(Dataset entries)

—————

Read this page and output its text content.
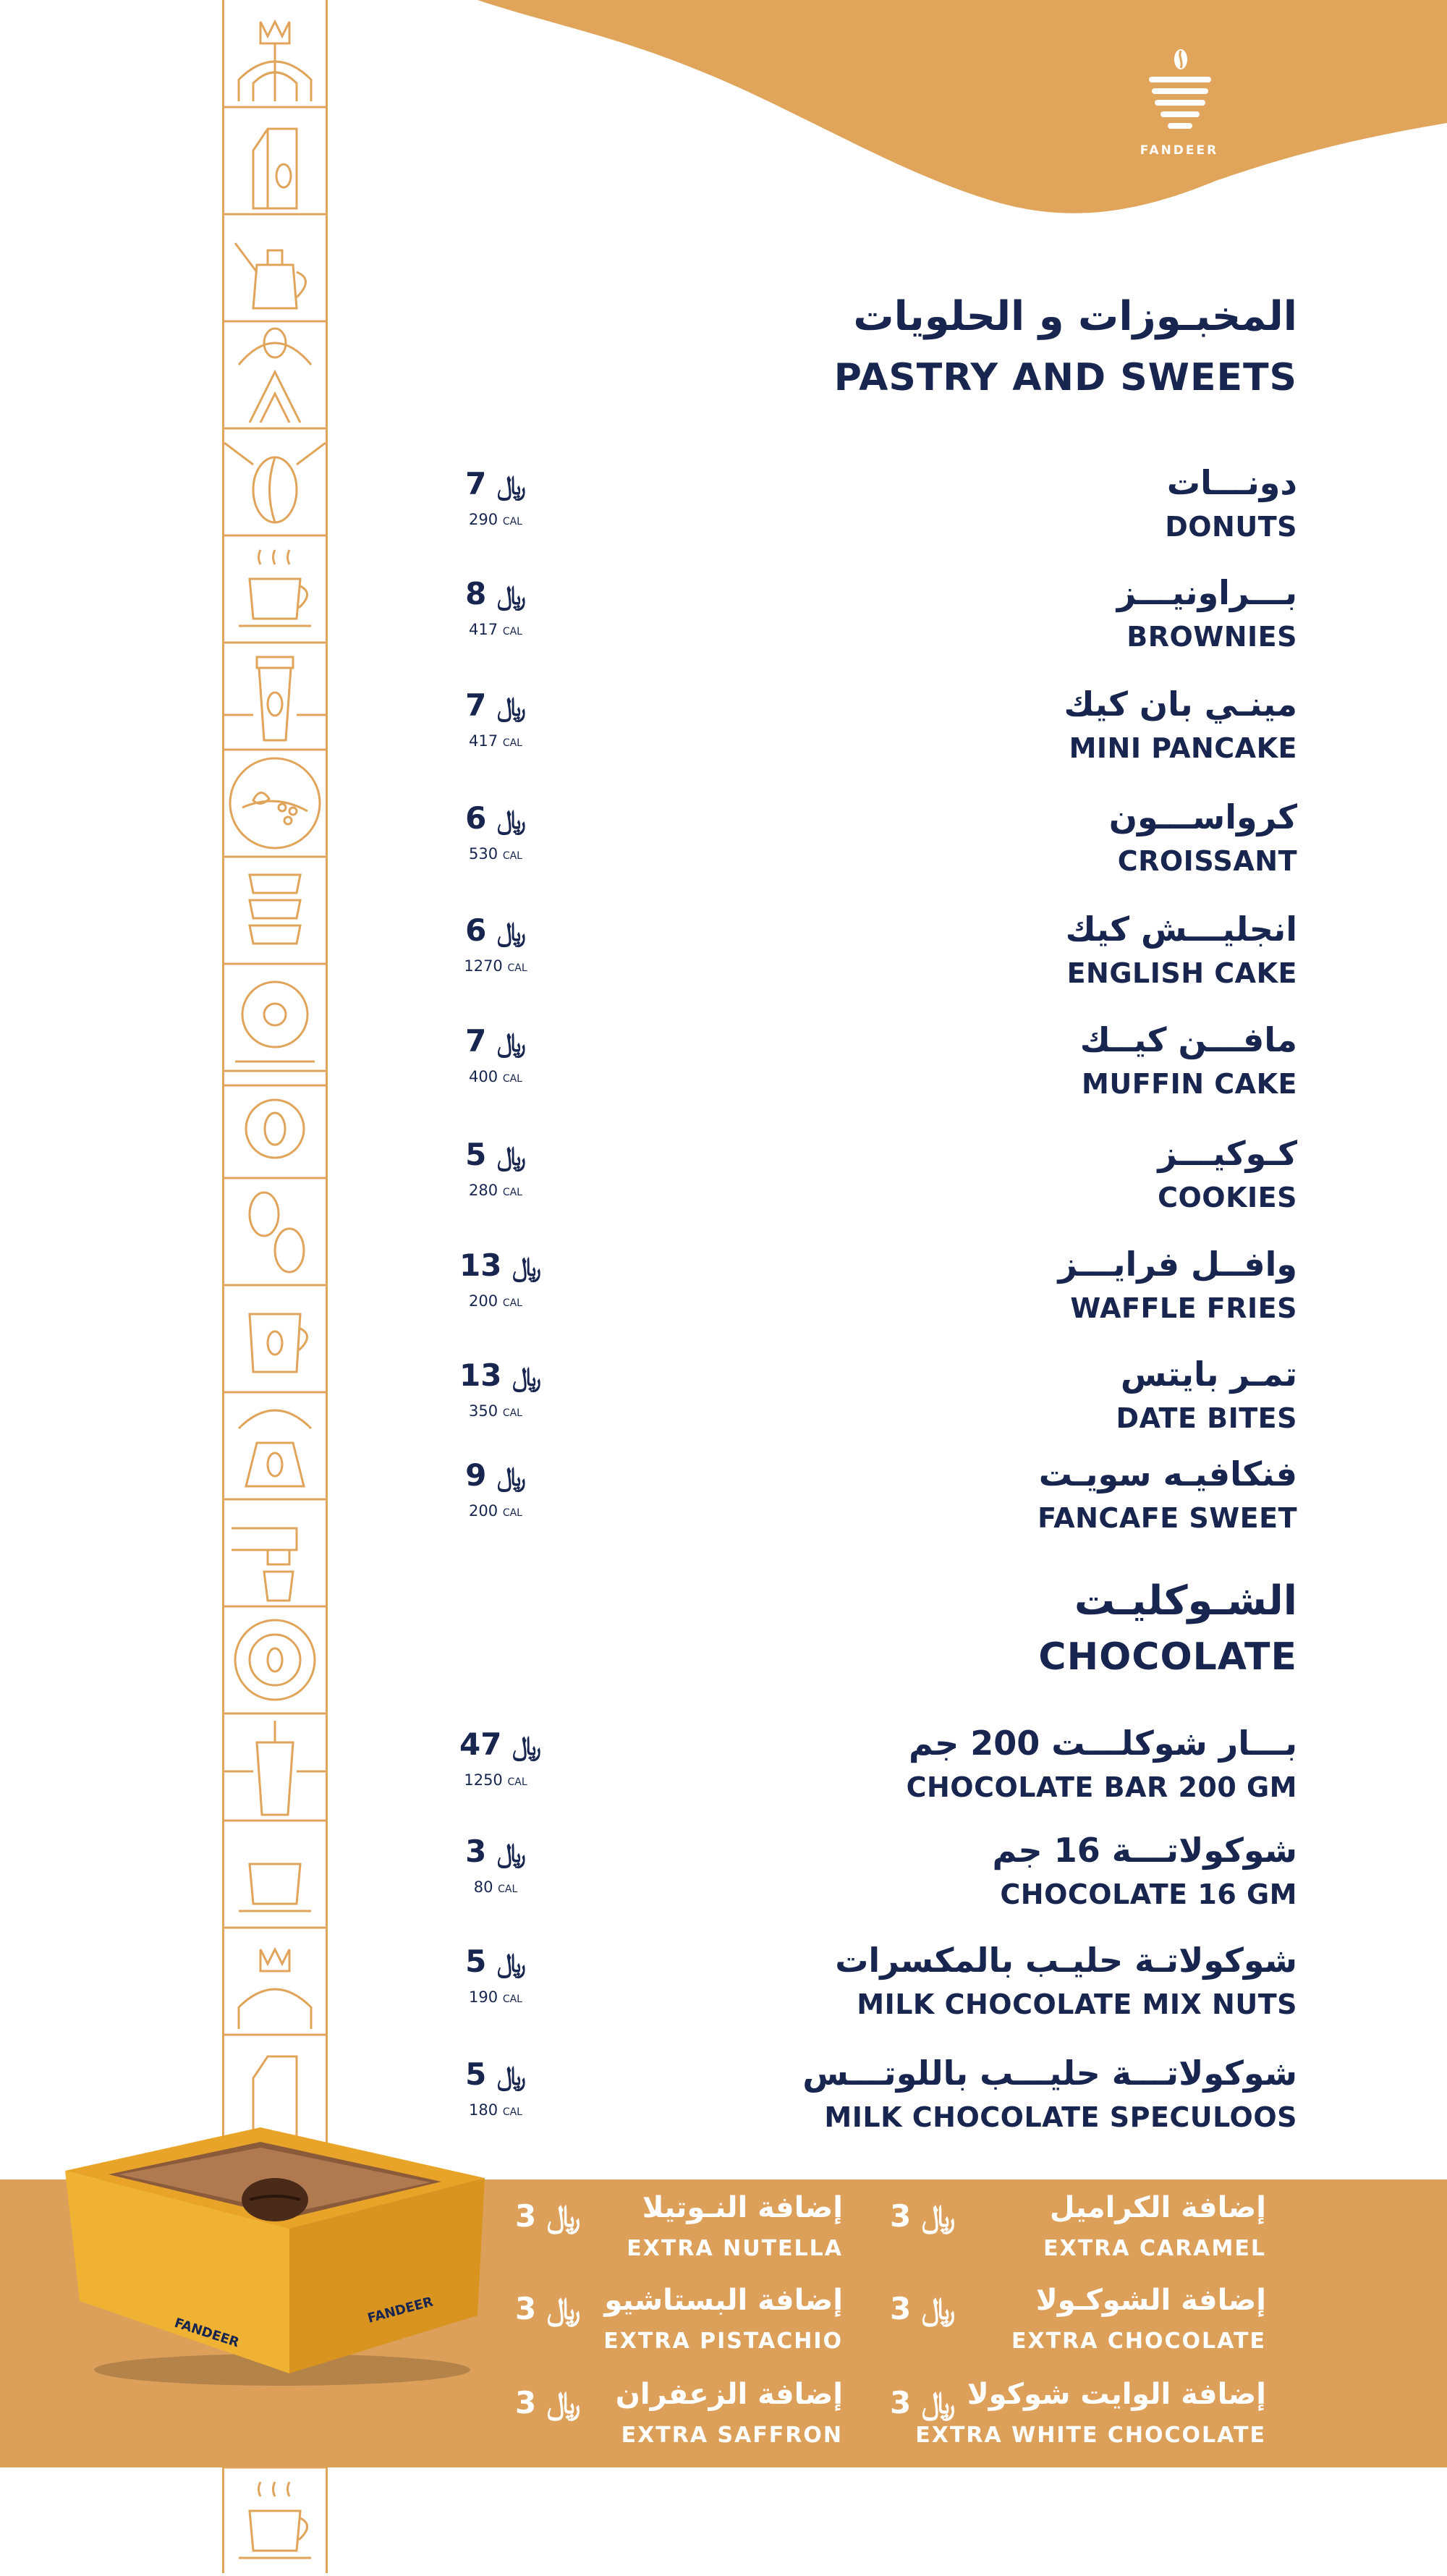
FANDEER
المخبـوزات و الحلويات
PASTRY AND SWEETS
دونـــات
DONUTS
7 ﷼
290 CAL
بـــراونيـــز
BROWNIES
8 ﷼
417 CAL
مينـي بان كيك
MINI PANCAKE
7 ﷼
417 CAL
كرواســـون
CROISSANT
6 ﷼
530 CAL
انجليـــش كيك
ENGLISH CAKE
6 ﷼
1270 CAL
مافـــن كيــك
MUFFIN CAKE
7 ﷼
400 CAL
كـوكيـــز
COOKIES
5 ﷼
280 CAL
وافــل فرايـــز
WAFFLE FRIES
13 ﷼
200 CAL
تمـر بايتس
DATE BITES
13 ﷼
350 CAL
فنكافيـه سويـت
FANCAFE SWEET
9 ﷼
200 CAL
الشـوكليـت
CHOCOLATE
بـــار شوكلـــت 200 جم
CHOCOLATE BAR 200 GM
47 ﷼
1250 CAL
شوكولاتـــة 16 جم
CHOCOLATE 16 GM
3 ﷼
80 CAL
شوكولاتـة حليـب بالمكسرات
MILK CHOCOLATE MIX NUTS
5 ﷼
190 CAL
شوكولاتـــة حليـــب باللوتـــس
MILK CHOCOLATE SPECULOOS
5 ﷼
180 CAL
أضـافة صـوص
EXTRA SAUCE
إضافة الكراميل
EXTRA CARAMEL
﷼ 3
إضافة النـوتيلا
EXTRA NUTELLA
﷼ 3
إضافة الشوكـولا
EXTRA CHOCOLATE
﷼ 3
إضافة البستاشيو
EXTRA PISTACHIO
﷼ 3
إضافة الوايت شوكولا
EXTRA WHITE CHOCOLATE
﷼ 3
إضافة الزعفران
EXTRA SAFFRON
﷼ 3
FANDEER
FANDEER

—————

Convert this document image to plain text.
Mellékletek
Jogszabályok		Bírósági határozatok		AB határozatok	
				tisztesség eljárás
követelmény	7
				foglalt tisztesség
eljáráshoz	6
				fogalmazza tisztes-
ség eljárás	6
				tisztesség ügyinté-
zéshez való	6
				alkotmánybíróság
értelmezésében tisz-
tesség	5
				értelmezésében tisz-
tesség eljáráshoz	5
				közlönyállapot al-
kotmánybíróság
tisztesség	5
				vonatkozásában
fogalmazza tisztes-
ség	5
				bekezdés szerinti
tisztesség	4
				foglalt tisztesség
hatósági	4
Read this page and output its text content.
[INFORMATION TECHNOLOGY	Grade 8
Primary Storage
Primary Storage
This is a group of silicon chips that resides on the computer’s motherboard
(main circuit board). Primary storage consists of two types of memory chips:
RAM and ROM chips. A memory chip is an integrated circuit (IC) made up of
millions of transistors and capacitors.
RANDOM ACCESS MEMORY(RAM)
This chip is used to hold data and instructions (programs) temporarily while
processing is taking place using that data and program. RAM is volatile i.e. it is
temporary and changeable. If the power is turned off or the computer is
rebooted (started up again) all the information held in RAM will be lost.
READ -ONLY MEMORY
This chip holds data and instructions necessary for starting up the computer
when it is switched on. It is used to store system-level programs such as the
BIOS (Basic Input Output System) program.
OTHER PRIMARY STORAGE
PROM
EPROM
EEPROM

—————

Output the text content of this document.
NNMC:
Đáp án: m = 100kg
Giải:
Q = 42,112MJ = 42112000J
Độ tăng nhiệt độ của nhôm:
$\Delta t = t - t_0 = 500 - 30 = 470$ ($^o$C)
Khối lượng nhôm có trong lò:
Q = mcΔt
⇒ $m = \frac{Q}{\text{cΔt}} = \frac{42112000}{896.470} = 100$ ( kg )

—————

Look over the material above and show each line where "tisztesség" appears.

• _The response_:
				tisztesség eljárás
				foglalt tisztesség
				tisztesség ügyinté-
tisztesség	5
tisztesség	4
				foglalt tisztesség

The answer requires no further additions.